▶ Task list
A – In the text on D.C. restaurants and bars, find the paragraph that begins "Filomena Ristorante:" and list every statement it makes about that restaurant.
B – Continue the text on D.C. restaurants and bars from the point where it stops.

▶ Text section
******

This is just a tiny sampling of the plethora of restaurants and bars found throughout D.C., which has become one of the top foodie destinations in the country and is home to almost ethnic cuisine found on the planet. To make suggestions to add to my list, just shoot me a note at firstname.lastname@example.org or email@example.com!
*The coronavirus pandemic has hit our area’s restaurants and bars especially hard. For many workers, this is a terrifyingly uncertain time. Here’s a good article in Washingtonian magazine on the different ways you can help restaurant workers. Two simple ways are to order carry-out from your favorite establishment (some bars are even offering carry-out drinks!) or buy gift cards to use in the future.
Filomena Ristorante: I’m old school. There’s no shortage of swanky, uber-modern Italian restaurants in a city whose dining scene has been transformed and elevated over the last decade. But one of my favorites is still Filomena, a haven of authentic Italian food quietly tucked into the heart of Georgetown. It’s been around for 37 years and no longer boasts the name recognition it once did, but the food is solid and the decor is beyond unique, especially during the holidays.

******

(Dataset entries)
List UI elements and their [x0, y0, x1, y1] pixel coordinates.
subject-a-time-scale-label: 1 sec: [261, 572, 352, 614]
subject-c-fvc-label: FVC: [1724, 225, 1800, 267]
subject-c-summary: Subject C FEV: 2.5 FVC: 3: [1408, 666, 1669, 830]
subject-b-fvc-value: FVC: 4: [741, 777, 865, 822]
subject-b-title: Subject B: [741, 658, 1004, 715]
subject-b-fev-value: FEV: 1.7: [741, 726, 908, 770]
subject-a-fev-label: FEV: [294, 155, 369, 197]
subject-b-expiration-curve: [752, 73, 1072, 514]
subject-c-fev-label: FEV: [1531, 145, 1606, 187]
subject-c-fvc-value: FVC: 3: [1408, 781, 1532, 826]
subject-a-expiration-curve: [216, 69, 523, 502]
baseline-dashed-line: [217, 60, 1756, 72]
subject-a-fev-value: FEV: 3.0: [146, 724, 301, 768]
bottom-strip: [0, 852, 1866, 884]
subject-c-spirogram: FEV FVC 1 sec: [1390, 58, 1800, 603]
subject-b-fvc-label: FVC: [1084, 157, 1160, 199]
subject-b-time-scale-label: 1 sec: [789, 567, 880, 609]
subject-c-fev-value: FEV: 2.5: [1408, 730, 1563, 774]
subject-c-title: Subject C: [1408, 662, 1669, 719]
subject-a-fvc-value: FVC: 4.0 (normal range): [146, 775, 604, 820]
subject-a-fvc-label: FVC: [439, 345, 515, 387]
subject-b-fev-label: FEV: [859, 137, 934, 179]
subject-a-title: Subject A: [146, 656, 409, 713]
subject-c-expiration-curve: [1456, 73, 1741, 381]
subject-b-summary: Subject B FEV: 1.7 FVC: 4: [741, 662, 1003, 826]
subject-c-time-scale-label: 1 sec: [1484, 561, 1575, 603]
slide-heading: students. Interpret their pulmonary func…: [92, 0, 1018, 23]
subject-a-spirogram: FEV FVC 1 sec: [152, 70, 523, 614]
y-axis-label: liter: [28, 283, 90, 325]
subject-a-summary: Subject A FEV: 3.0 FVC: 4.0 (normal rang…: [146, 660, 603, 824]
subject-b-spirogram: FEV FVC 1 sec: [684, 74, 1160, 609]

******

▶ Task-by-task results
A –
- It is still one of the writer's favorites.
- It is a haven of authentic Italian food.
- It is quietly tucked into the heart of Georgetown.
- It has been around for 37 years.
- It no longer boasts the name recognition it once did.
- Its food is solid.
- Its decor is beyond unique, especially during the holidays.

B –
Fiola DC: Italian restaurants tend to come and go in D.C., but I doubt Fiola will be going anywhere any time soon. Its mix of contemporary and traditional Italian cuisine justifies the glowing reviews it consistently gets. And its sister restaurant Fiola Mare along the Georgetown Waterfront serves up some of the best seafood dishes and water views in town.
Joe’s Seafood, Prime Steak & Stone Crab: Speaking of seafood, Joe’s has been known for it since opening its first location in Miami in 1913. The D.C. version has become a power lunch spot for lobbyists and the like, so be prepared for hefty price tags, although the portions are equally hefty and flavorful.
Le Diplomate: Another D.C. staple for powerbrokers is Le Diplomate on 14th Street, which pays homage to French cafe culture. The fact that even now — years after it opened to much hype — it’s still tough to nab a seat at this popular brasserie is a testament to the enduring quality of its food and ambience.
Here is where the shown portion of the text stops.